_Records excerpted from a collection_
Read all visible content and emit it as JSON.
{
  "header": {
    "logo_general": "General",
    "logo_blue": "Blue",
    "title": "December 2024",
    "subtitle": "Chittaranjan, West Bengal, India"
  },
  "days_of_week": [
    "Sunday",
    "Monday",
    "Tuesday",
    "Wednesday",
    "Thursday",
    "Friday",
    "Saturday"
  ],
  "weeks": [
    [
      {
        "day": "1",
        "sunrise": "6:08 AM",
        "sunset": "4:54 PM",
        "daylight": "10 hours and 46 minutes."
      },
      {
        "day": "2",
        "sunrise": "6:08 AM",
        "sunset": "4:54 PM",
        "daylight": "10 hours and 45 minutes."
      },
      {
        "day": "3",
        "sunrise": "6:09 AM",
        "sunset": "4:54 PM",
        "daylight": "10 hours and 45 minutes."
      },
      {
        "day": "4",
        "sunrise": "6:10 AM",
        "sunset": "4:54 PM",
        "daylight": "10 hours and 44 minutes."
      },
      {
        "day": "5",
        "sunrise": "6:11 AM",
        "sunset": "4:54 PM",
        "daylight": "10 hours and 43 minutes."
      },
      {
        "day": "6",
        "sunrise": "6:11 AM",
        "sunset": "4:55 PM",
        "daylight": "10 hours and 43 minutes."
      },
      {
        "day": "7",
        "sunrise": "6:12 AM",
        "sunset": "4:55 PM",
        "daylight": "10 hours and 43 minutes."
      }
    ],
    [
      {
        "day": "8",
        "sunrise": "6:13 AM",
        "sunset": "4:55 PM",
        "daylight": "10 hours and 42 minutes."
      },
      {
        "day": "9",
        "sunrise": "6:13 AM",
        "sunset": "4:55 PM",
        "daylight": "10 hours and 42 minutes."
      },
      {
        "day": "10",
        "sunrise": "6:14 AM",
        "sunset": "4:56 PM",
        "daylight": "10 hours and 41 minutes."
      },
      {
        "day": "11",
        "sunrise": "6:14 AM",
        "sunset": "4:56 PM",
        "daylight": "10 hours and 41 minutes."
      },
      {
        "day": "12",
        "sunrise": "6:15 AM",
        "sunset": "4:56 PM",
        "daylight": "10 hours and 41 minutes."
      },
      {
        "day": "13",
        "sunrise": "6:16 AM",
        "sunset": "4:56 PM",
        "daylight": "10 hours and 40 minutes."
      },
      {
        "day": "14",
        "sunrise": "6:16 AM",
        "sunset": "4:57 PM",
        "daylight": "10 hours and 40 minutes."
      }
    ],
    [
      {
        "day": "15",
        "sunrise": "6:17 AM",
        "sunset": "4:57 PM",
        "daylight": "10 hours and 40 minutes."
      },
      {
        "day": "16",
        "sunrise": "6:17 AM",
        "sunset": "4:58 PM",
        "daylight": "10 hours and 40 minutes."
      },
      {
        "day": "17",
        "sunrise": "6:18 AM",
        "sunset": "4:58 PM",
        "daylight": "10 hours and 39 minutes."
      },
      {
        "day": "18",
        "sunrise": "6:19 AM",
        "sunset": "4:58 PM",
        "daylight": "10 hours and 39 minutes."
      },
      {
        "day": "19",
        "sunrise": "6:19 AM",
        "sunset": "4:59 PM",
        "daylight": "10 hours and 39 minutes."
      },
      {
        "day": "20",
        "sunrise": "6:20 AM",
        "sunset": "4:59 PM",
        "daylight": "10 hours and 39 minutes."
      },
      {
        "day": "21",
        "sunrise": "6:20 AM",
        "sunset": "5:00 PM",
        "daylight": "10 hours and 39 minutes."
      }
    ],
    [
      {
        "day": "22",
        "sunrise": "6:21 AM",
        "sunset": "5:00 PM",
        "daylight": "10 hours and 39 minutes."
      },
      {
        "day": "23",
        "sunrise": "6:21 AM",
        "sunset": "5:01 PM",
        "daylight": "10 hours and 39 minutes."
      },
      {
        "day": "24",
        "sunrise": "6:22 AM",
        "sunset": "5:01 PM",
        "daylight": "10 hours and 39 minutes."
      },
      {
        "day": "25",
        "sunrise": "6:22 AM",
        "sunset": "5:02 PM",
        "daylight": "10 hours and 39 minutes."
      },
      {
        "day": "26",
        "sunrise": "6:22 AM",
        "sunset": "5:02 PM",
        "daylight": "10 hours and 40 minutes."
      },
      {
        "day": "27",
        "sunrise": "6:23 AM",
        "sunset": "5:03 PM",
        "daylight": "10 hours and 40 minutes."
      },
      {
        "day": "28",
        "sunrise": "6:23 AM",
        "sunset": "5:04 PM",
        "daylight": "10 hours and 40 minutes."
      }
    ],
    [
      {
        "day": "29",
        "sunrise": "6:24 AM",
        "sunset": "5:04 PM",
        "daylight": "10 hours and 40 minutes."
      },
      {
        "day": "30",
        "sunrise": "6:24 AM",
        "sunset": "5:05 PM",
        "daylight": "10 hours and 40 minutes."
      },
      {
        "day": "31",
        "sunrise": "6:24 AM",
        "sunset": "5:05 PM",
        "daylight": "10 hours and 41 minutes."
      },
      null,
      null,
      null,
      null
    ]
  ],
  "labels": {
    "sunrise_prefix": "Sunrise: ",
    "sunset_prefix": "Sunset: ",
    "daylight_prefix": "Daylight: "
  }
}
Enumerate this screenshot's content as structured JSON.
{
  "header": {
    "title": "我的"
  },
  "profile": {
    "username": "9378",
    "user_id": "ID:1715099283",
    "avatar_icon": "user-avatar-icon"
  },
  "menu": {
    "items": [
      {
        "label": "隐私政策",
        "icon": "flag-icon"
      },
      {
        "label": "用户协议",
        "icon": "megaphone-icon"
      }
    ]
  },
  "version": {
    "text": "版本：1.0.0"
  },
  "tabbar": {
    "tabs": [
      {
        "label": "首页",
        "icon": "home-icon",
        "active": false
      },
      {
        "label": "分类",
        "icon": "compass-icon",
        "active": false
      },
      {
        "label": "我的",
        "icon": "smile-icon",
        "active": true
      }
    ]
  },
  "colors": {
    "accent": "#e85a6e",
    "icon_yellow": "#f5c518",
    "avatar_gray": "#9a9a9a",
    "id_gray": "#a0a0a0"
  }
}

_WHAT NEEDS TO BE DONE_
Copy down every line of the material above that includes the string "content".

_EXERCISE ANSWER_
Read all visible content and emit it as JSON.
Enumerate this screenshot's content as structured JSON.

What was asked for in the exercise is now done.